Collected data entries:
* START *
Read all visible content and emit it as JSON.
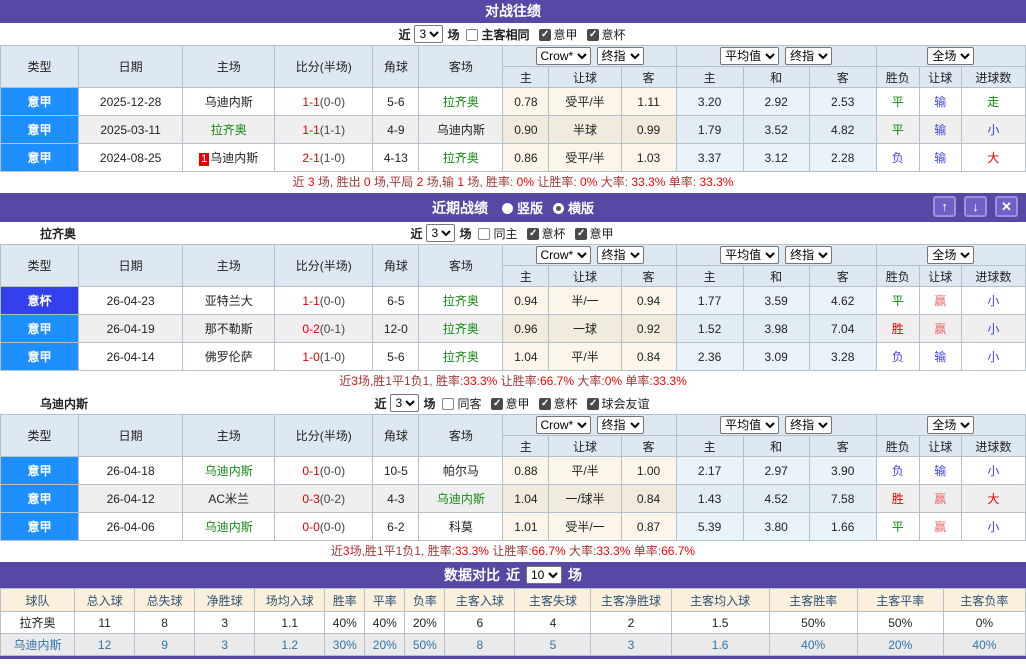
{
  "colors": {
    "purple": "#5648A5",
    "serie_a_blue": "#1E8FFF",
    "coppa_blue": "#3340EE",
    "team_green": "#128a12",
    "score_red": "#E60000",
    "loss_blue": "#4343EE",
    "win_red": "#EE6A6A",
    "summary_value_red": "#FF0000"
  },
  "labels": {
    "near": "近",
    "games": "场"
  },
  "cols": {
    "type": "类型",
    "date": "日期",
    "home": "主场",
    "score": "比分(半场)",
    "corner": "角球",
    "away": "客场",
    "h": "主",
    "hcap": "让球",
    "a": "客",
    "h2": "主",
    "d2": "和",
    "a2": "客",
    "wdl": "胜负",
    "hcap2": "让球",
    "goals": "进球数"
  },
  "dd": {
    "crow": "Crow*",
    "final": "终指",
    "avg": "平均值",
    "final2": "终指",
    "full": "全场"
  },
  "h2h": {
    "title": "对战往绩",
    "filter": {
      "value": "3",
      "boxes": [
        {
          "label": "主客相同",
          "checked": false,
          "bold": true
        },
        {
          "label": "意甲",
          "checked": true,
          "bold": false
        },
        {
          "label": "意杯",
          "checked": true,
          "bold": false
        }
      ]
    },
    "rows": [
      {
        "type": "意甲",
        "lg": "jia",
        "date": "2025-12-28",
        "home": "乌迪内斯",
        "home_cls": "",
        "badge": "",
        "ft": "1-1",
        "ht": "(0-0)",
        "corner": "5-6",
        "away": "拉齐奥",
        "away_cls": "green",
        "o1": "0.78",
        "hc": "受平/半",
        "o2": "1.11",
        "m1": "3.20",
        "m2": "2.92",
        "m3": "2.53",
        "r1": "平",
        "r1c": "green",
        "r2": "输",
        "r2c": "blue",
        "r3": "走",
        "r3c": "green"
      },
      {
        "type": "意甲",
        "lg": "jia",
        "date": "2025-03-11",
        "home": "拉齐奥",
        "home_cls": "green",
        "badge": "",
        "ft": "1-1",
        "ht": "(1-1)",
        "corner": "4-9",
        "away": "乌迪内斯",
        "away_cls": "",
        "o1": "0.90",
        "hc": "半球",
        "o2": "0.99",
        "m1": "1.79",
        "m2": "3.52",
        "m3": "4.82",
        "r1": "平",
        "r1c": "green",
        "r2": "输",
        "r2c": "blue",
        "r3": "小",
        "r3c": "blue"
      },
      {
        "type": "意甲",
        "lg": "jia",
        "date": "2024-08-25",
        "home": "乌迪内斯",
        "home_cls": "",
        "badge": "1",
        "ft": "2-1",
        "ht": "(1-0)",
        "corner": "4-13",
        "away": "拉齐奥",
        "away_cls": "green",
        "o1": "0.86",
        "hc": "受平/半",
        "o2": "1.03",
        "m1": "3.37",
        "m2": "3.12",
        "m3": "2.28",
        "r1": "负",
        "r1c": "blue",
        "r2": "输",
        "r2c": "blue",
        "r3": "大",
        "r3c": "red"
      }
    ],
    "summary": [
      {
        "t": "近 ",
        "c": "k"
      },
      {
        "t": "3",
        "c": "r"
      },
      {
        "t": " 场, 胜出 ",
        "c": "k"
      },
      {
        "t": "0",
        "c": "r"
      },
      {
        "t": " 场,平局 ",
        "c": "k"
      },
      {
        "t": "2",
        "c": "r"
      },
      {
        "t": " 场,输 ",
        "c": "k"
      },
      {
        "t": "1",
        "c": "r"
      },
      {
        "t": " 场, 胜率: ",
        "c": "k"
      },
      {
        "t": "0%",
        "c": "r"
      },
      {
        "t": " 让胜率: ",
        "c": "k"
      },
      {
        "t": "0%",
        "c": "r"
      },
      {
        "t": " 大率: ",
        "c": "k"
      },
      {
        "t": "33.3%",
        "c": "r"
      },
      {
        "t": " 单率: ",
        "c": "k"
      },
      {
        "t": "33.3%",
        "c": "r"
      }
    ]
  },
  "recent": {
    "title": "近期战绩",
    "radios": [
      {
        "label": "竖版",
        "selected": false
      },
      {
        "label": "横版",
        "selected": true
      }
    ],
    "buttons": {
      "up": "↑",
      "down": "↓",
      "close": "✕"
    },
    "lazio": {
      "team": "拉齐奥",
      "filter": {
        "value": "3",
        "boxes": [
          {
            "label": "同主",
            "checked": false,
            "bold": false
          },
          {
            "label": "意杯",
            "checked": true,
            "bold": false
          },
          {
            "label": "意甲",
            "checked": true,
            "bold": false
          }
        ]
      },
      "rows": [
        {
          "type": "意杯",
          "lg": "bei",
          "date": "26-04-23",
          "home": "亚特兰大",
          "home_cls": "",
          "badge": "",
          "ft": "1-1",
          "ht": "(0-0)",
          "corner": "6-5",
          "away": "拉齐奥",
          "away_cls": "green",
          "o1": "0.94",
          "hc": "半/一",
          "o2": "0.94",
          "m1": "1.77",
          "m2": "3.59",
          "m3": "4.62",
          "r1": "平",
          "r1c": "green",
          "r2": "赢",
          "r2c": "winred",
          "r3": "小",
          "r3c": "blue"
        },
        {
          "type": "意甲",
          "lg": "jia",
          "date": "26-04-19",
          "home": "那不勒斯",
          "home_cls": "",
          "badge": "",
          "ft": "0-2",
          "ht": "(0-1)",
          "corner": "12-0",
          "away": "拉齐奥",
          "away_cls": "green",
          "o1": "0.96",
          "hc": "一球",
          "o2": "0.92",
          "m1": "1.52",
          "m2": "3.98",
          "m3": "7.04",
          "r1": "胜",
          "r1c": "red",
          "r2": "赢",
          "r2c": "winred",
          "r3": "小",
          "r3c": "blue"
        },
        {
          "type": "意甲",
          "lg": "jia",
          "date": "26-04-14",
          "home": "佛罗伦萨",
          "home_cls": "",
          "badge": "",
          "ft": "1-0",
          "ht": "(1-0)",
          "corner": "5-6",
          "away": "拉齐奥",
          "away_cls": "green",
          "o1": "1.04",
          "hc": "平/半",
          "o2": "0.84",
          "m1": "2.36",
          "m2": "3.09",
          "m3": "3.28",
          "r1": "负",
          "r1c": "blue",
          "r2": "输",
          "r2c": "blue",
          "r3": "小",
          "r3c": "blue"
        }
      ],
      "summary": [
        {
          "t": "近",
          "c": "k"
        },
        {
          "t": "3",
          "c": "r"
        },
        {
          "t": "场,胜1平1负1, 胜率:",
          "c": "k"
        },
        {
          "t": "33.3%",
          "c": "r"
        },
        {
          "t": " 让胜率:",
          "c": "k"
        },
        {
          "t": "66.7%",
          "c": "r"
        },
        {
          "t": " 大率:",
          "c": "k"
        },
        {
          "t": "0%",
          "c": "r"
        },
        {
          "t": " 单率:",
          "c": "k"
        },
        {
          "t": "33.3%",
          "c": "r"
        }
      ]
    },
    "udinese": {
      "team": "乌迪内斯",
      "filter": {
        "value": "3",
        "boxes": [
          {
            "label": "同客",
            "checked": false,
            "bold": false
          },
          {
            "label": "意甲",
            "checked": true,
            "bold": false
          },
          {
            "label": "意杯",
            "checked": true,
            "bold": false
          },
          {
            "label": "球会友谊",
            "checked": true,
            "bold": false
          }
        ]
      },
      "rows": [
        {
          "type": "意甲",
          "lg": "jia",
          "date": "26-04-18",
          "home": "乌迪内斯",
          "home_cls": "green",
          "badge": "",
          "ft": "0-1",
          "ht": "(0-0)",
          "corner": "10-5",
          "away": "帕尔马",
          "away_cls": "",
          "o1": "0.88",
          "hc": "平/半",
          "o2": "1.00",
          "m1": "2.17",
          "m2": "2.97",
          "m3": "3.90",
          "r1": "负",
          "r1c": "blue",
          "r2": "输",
          "r2c": "blue",
          "r3": "小",
          "r3c": "blue"
        },
        {
          "type": "意甲",
          "lg": "jia",
          "date": "26-04-12",
          "home": "AC米兰",
          "home_cls": "",
          "badge": "",
          "ft": "0-3",
          "ht": "(0-2)",
          "corner": "4-3",
          "away": "乌迪内斯",
          "away_cls": "green",
          "o1": "1.04",
          "hc": "一/球半",
          "o2": "0.84",
          "m1": "1.43",
          "m2": "4.52",
          "m3": "7.58",
          "r1": "胜",
          "r1c": "red",
          "r2": "赢",
          "r2c": "winred",
          "r3": "大",
          "r3c": "red"
        },
        {
          "type": "意甲",
          "lg": "jia",
          "date": "26-04-06",
          "home": "乌迪内斯",
          "home_cls": "green",
          "badge": "",
          "ft": "0-0",
          "ht": "(0-0)",
          "corner": "6-2",
          "away": "科莫",
          "away_cls": "",
          "o1": "1.01",
          "hc": "受半/一",
          "o2": "0.87",
          "m1": "5.39",
          "m2": "3.80",
          "m3": "1.66",
          "r1": "平",
          "r1c": "green",
          "r2": "赢",
          "r2c": "winred",
          "r3": "小",
          "r3c": "blue"
        }
      ],
      "summary": [
        {
          "t": "近",
          "c": "k"
        },
        {
          "t": "3",
          "c": "r"
        },
        {
          "t": "场,胜1平1负1, 胜率:",
          "c": "k"
        },
        {
          "t": "33.3%",
          "c": "r"
        },
        {
          "t": " 让胜率:",
          "c": "k"
        },
        {
          "t": "66.7%",
          "c": "r"
        },
        {
          "t": " 大率:",
          "c": "k"
        },
        {
          "t": "33.3%",
          "c": "r"
        },
        {
          "t": " 单率:",
          "c": "k"
        },
        {
          "t": "66.7%",
          "c": "r"
        }
      ]
    }
  },
  "compare": {
    "title": "数据对比",
    "filter": {
      "value": "10"
    },
    "headers": [
      "球队",
      "总入球",
      "总失球",
      "净胜球",
      "场均入球",
      "胜率",
      "平率",
      "负率",
      "主客入球",
      "主客失球",
      "主客净胜球",
      "主客均入球",
      "主客胜率",
      "主客平率",
      "主客负率"
    ],
    "rows": [
      {
        "team": "拉齐奥",
        "vals": [
          "11",
          "8",
          "3",
          "1.1",
          "40%",
          "40%",
          "20%",
          "6",
          "4",
          "2",
          "1.5",
          "50%",
          "50%",
          "0%"
        ]
      },
      {
        "team": "乌迪内斯",
        "vals": [
          "12",
          "9",
          "3",
          "1.2",
          "30%",
          "20%",
          "50%",
          "8",
          "5",
          "3",
          "1.6",
          "40%",
          "20%",
          "40%"
        ]
      }
    ]
  }
}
* END *
THE TASK:
Pick out, from the lines above, every one that contains the string "corner".

ANSWER TO THIS EXERCISE:
    "corner": "角球",
        "corner": "5-6",
        "corner": "4-9",
        "corner": "4-13",
          "corner": "6-5",
          "corner": "12-0",
          "corner": "5-6",
          "corner": "10-5",
          "corner": "4-3",
          "corner": "6-2",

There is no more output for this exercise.